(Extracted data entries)
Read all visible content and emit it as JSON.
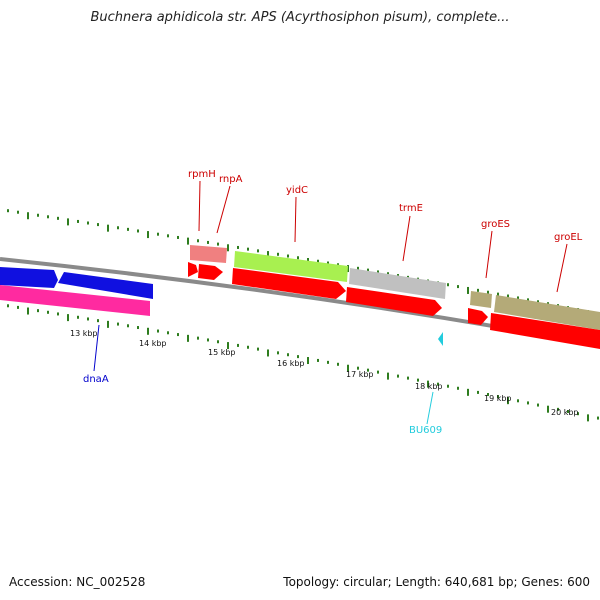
{
  "header": {
    "title": "Buchnera aphidicola str. APS (Acyrthosiphon pisum), complete..."
  },
  "footer": {
    "accession": "Accession: NC_002528",
    "summary": "Topology: circular; Length: 640,681 bp; Genes: 600"
  },
  "colors": {
    "backbone": "#8a8a8a",
    "tick": "#2e7d1e",
    "cds": "#ff0000",
    "gene_label": "#cc0000",
    "dnaA": "#1010e0",
    "dnaA_cds": "#ff2aa0",
    "rRNA_pink": "#f08080",
    "yidC": "#a8f050",
    "trmE": "#c0c0c0",
    "groES": "#b4aa78",
    "bu609": "#22ccdd"
  },
  "map": {
    "scale_labels": [
      "13 kbp",
      "14 kbp",
      "15 kbp",
      "16 kbp",
      "17 kbp",
      "18 kbp",
      "19 kbp",
      "20 kbp"
    ],
    "gene_labels": [
      {
        "name": "rpmH",
        "color": "#cc0000"
      },
      {
        "name": "rnpA",
        "color": "#cc0000"
      },
      {
        "name": "yidC",
        "color": "#cc0000"
      },
      {
        "name": "trmE",
        "color": "#cc0000"
      },
      {
        "name": "groES",
        "color": "#cc0000"
      },
      {
        "name": "groEL",
        "color": "#cc0000"
      },
      {
        "name": "dnaA",
        "color": "#0000cc"
      },
      {
        "name": "BU609",
        "color": "#22ccdd"
      }
    ]
  }
}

> **TASK INSTRUCTIONS**: Although the records contain pictures, restate them word for word with those pictures left out.

> **ANSWER SPACE**:
Read all visible content and emit it as JSON.
{
  "header": {
    "title": "Buchnera aphidicola str. APS (Acyrthosiphon pisum), complete..."
  },
  "footer": {
    "accession": "Accession: NC_002528",
    "summary": "Topology: circular; Length: 640,681 bp; Genes: 600"
  },
  "colors": {
    "backbone": "#8a8a8a",
    "tick": "#2e7d1e",
    "cds": "#ff0000",
    "gene_label": "#cc0000",
    "dnaA": "#1010e0",
    "dnaA_cds": "#ff2aa0",
    "rRNA_pink": "#f08080",
    "yidC": "#a8f050",
    "trmE": "#c0c0c0",
    "groES": "#b4aa78",
    "bu609": "#22ccdd"
  },
  "map": {
    "scale_labels": [
      "13 kbp",
      "14 kbp",
      "15 kbp",
      "16 kbp",
      "17 kbp",
      "18 kbp",
      "19 kbp",
      "20 kbp"
    ],
    "gene_labels": [
      {
        "name": "rpmH",
        "color": "#cc0000"
      },
      {
        "name": "rnpA",
        "color": "#cc0000"
      },
      {
        "name": "yidC",
        "color": "#cc0000"
      },
      {
        "name": "trmE",
        "color": "#cc0000"
      },
      {
        "name": "groES",
        "color": "#cc0000"
      },
      {
        "name": "groEL",
        "color": "#cc0000"
      },
      {
        "name": "dnaA",
        "color": "#0000cc"
      },
      {
        "name": "BU609",
        "color": "#22ccdd"
      }
    ]
  }
}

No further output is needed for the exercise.